Objective: Type out the data exactly as given. Skip any image.

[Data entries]
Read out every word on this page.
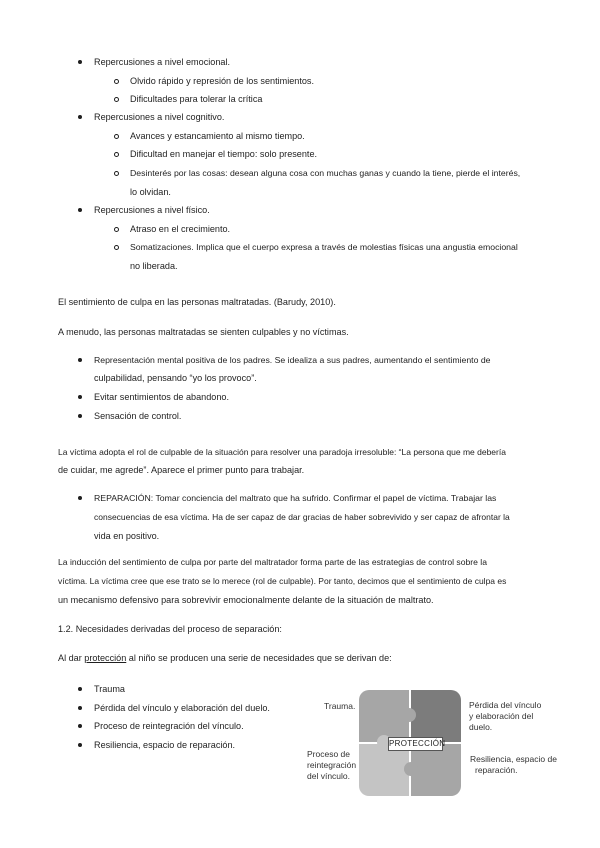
Repercusiones a nivel emocional.
Olvido rápido y represión de los sentimientos.
Dificultades para tolerar la crítica
Repercusiones a nivel cognitivo.
Avances y estancamiento al mismo tiempo.
Dificultad en manejar el tiempo: solo presente.
Desinterés por las cosas: desean alguna cosa con muchas ganas y cuando la tiene, pierde el interés,
lo olvidan.
Repercusiones a nivel físico.
Atraso en el crecimiento.
Somatizaciones. Implica que el cuerpo expresa a través de molestias físicas una angustia emocional
no liberada.
El sentimiento de culpa en las personas maltratadas. (Barudy, 2010).
A menudo, las personas maltratadas se sienten culpables y no víctimas.
Representación mental positiva de los padres. Se idealiza a sus padres, aumentando el sentimiento de
culpabilidad, pensando “yo los provoco”.
Evitar sentimientos de abandono.
Sensación de control.
La víctima adopta el rol de culpable de la situación para resolver una paradoja irresoluble: “La persona que me debería
de cuidar, me agrede”. Aparece el primer punto para trabajar.
REPARACIÓN: Tomar conciencia del maltrato que ha sufrido. Confirmar el papel de víctima. Trabajar las
consecuencias de esa víctima. Ha de ser capaz de dar gracias de haber sobrevivido y ser capaz de afrontar la
vida en positivo.
La inducción del sentimiento de culpa por parte del maltratador forma parte de las estrategias de control sobre la
víctima. La víctima cree que ese trato se lo merece (rol de culpable). Por tanto, decimos que el sentimiento de culpa es
un mecanismo defensivo para sobrevivir emocionalmente delante de la situación de maltrato.
1.2. Necesidades derivadas del proceso de separación:
Al dar protección al niño se producen una serie de necesidades que se derivan de:
Trauma
Pérdida del vínculo y elaboración del duelo.
Proceso de reintegración del vínculo.
Resiliencia, espacio de reparación.	PROTECCIÓN
Trauma.	Pérdida del vínculo
y elaboración del
duelo.
Proceso de
reintegración
del vínculo.
Resiliencia, espacio de
reparación.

Output of the task:
Read out every word on this page.
Repercusiones a nivel emocional.
Olvido rápido y represión de los sentimientos.
Dificultades para tolerar la crítica
Repercusiones a nivel cognitivo.
Avances y estancamiento al mismo tiempo.
Dificultad en manejar el tiempo: solo presente.
Desinterés por las cosas: desean alguna cosa con muchas ganas y cuando la tiene, pierde el interés,
lo olvidan.
Repercusiones a nivel físico.
Atraso en el crecimiento.
Somatizaciones. Implica que el cuerpo expresa a través de molestias físicas una angustia emocional
no liberada.
El sentimiento de culpa en las personas maltratadas. (Barudy, 2010).
A menudo, las personas maltratadas se sienten culpables y no víctimas.
Representación mental positiva de los padres. Se idealiza a sus padres, aumentando el sentimiento de
culpabilidad, pensando “yo los provoco”.
Evitar sentimientos de abandono.
Sensación de control.
La víctima adopta el rol de culpable de la situación para resolver una paradoja irresoluble: “La persona que me debería
de cuidar, me agrede”. Aparece el primer punto para trabajar.
REPARACIÓN: Tomar conciencia del maltrato que ha sufrido. Confirmar el papel de víctima. Trabajar las
consecuencias de esa víctima. Ha de ser capaz de dar gracias de haber sobrevivido y ser capaz de afrontar la
vida en positivo.
La inducción del sentimiento de culpa por parte del maltratador forma parte de las estrategias de control sobre la
víctima. La víctima cree que ese trato se lo merece (rol de culpable). Por tanto, decimos que el sentimiento de culpa es
un mecanismo defensivo para sobrevivir emocionalmente delante de la situación de maltrato.
1.2. Necesidades derivadas del proceso de separación:
Al dar protección al niño se producen una serie de necesidades que se derivan de:
Trauma
Pérdida del vínculo y elaboración del duelo.
Proceso de reintegración del vínculo.
Resiliencia, espacio de reparación.	PROTECCIÓN
Trauma.	Pérdida del vínculo
y elaboración del
duelo.
Proceso de
reintegración
del vínculo.
Resiliencia, espacio de
reparación.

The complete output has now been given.